### Task description
Gather all lines from the material that contain "проведении".

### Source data
--*--
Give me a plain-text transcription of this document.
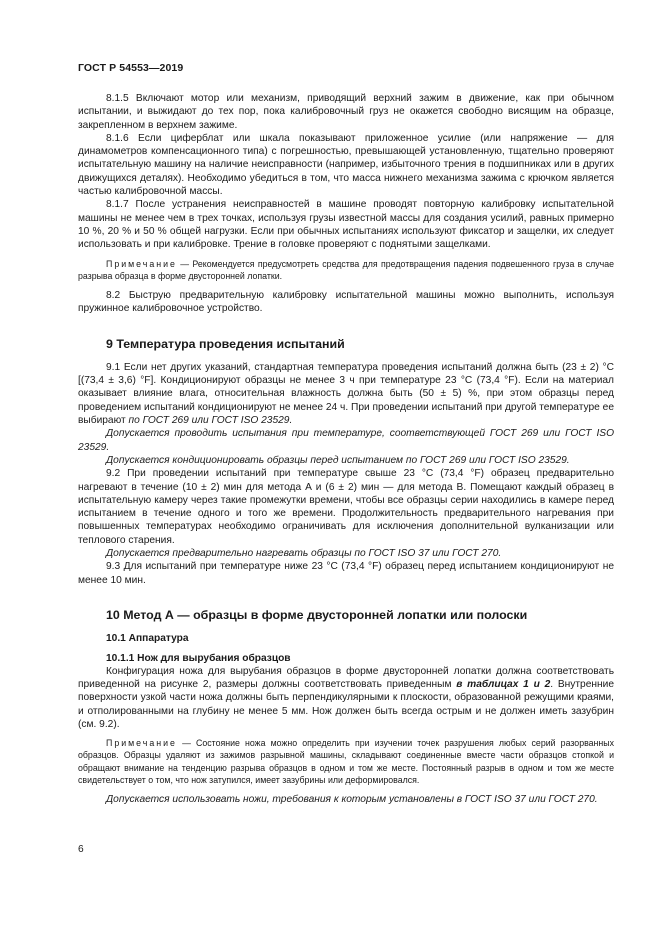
ГОСТ Р 54553—2019

8.1.5 Включают мотор или механизм, приводящий верхний зажим в движение, как при обычном испытании, и выжидают до тех пор, пока калибровочный груз не окажется свободно висящим на образце, закрепленном в верхнем зажиме.

8.1.6 Если циферблат или шкала показывают приложенное усилие (или напряжение — для динамометров компенсационного типа) с погрешностью, превышающей установленную, тщательно проверяют испытательную машину на наличие неисправности (например, избыточного трения в подшипниках или в других движущихся деталях). Необходимо убедиться в том, что масса нижнего механизма зажима с крючком является частью калибровочной массы.

8.1.7 После устранения неисправностей в машине проводят повторную калибровку испытательной машины не менее чем в трех точках, используя грузы известной массы для создания усилий, равных примерно 10 %, 20 % и 50 % общей нагрузки. Если при обычных испытаниях используют фиксатор и защелки, их следует использовать и при калибровке. Трение в головке проверяют с поднятыми защелками.

Примечание — Рекомендуется предусмотреть средства для предотвращения падения подвешенного груза в случае разрыва образца в форме двусторонней лопатки.

8.2 Быструю предварительную калибровку испытательной машины можно выполнить, используя пружинное калибровочное устройство.

9 Температура проведения испытаний

9.1 Если нет других указаний, стандартная температура проведения испытаний должна быть (23 ± 2) °С [(73,4 ± 3,6) °F]. Кондиционируют образцы не менее 3 ч при температуре 23 °С (73,4 °F). Если на материал оказывает влияние влага, относительная влажность должна быть (50 ± 5) %, при этом образцы перед проведением испытаний кондиционируют не менее 24 ч. При проведении испытаний при другой температуре ее выбирают по ГОСТ 269 или ГОСТ ISO 23529.

Допускается проводить испытания при температуре, соответствующей ГОСТ 269 или ГОСТ ISO 23529.

Допускается кондиционировать образцы перед испытанием по ГОСТ 269 или ГОСТ ISO 23529.

9.2 При проведении испытаний при температуре свыше 23 °С (73,4 °F) образец предварительно нагревают в течение (10 ± 2) мин для метода А и (6 ± 2) мин — для метода В. Помещают каждый образец в испытательную камеру через такие промежутки времени, чтобы все образцы серии находились в камере перед испытанием в течение одного и того же времени. Продолжительность предварительного нагревания при повышенных температурах необходимо ограничивать для исключения дополнительной вулканизации или теплового старения.

Допускается предварительно нагревать образцы по ГОСТ ISO 37 или ГОСТ 270.

9.3 Для испытаний при температуре ниже 23 °С (73,4 °F) образец перед испытанием кондиционируют не менее 10 мин.

10 Метод А — образцы в форме двусторонней лопатки или полоски
10.1 Аппаратура
10.1.1 Нож для вырубания образцов

Конфигурация ножа для вырубания образцов в форме двусторонней лопатки должна соответствовать приведенной на рисунке 2, размеры должны соответствовать приведенным в таблицах 1 и 2. Внутренние поверхности узкой части ножа должны быть перпендикулярными к плоскости, образованной режущими краями, и отполированными на глубину не менее 5 мм. Нож должен быть всегда острым и не должен иметь зазубрин (см. 9.2).

Примечание — Состояние ножа можно определить при изучении точек разрушения любых серий разорванных образцов. Образцы удаляют из зажимов разрывной машины, складывают соединенные вместе части образцов стопкой и обращают внимание на тенденцию разрыва образцов в одном и том же месте. Постоянный разрыв в одном и том же месте свидетельствует о том, что нож затупился, имеет зазубрины или деформировался.

Допускается использовать ножи, требования к которым установлены в ГОСТ ISO 37 или ГОСТ 270.

6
--*--
### Answer to this problem
9.1 Если нет других указаний, стандартная температура проведения испытаний должна быть (23 ± 2) °С [(73,4 ± 3,6) °F]. Кондиционируют образцы не менее 3 ч при температуре 23 °С (73,4 °F). Если на материал оказывает влияние влага, относительная влажность должна быть (50 ± 5) %, при этом образцы перед проведением испытаний кондиционируют не менее 24 ч. При проведении испытаний при другой температуре ее выбирают по ГОСТ 269 или ГОСТ ISO 23529.
9.2 При проведении испытаний при температуре свыше 23 °С (73,4 °F) образец предварительно нагревают в течение (10 ± 2) мин для метода А и (6 ± 2) мин — для метода В. Помещают каждый образец в испытательную камеру через такие промежутки времени, чтобы все образцы серии находились в камере перед испытанием в течение одного и того же времени. Продолжительность предварительного нагревания при повышенных температурах необходимо ограничивать для исключения дополнительной вулканизации или теплового старения.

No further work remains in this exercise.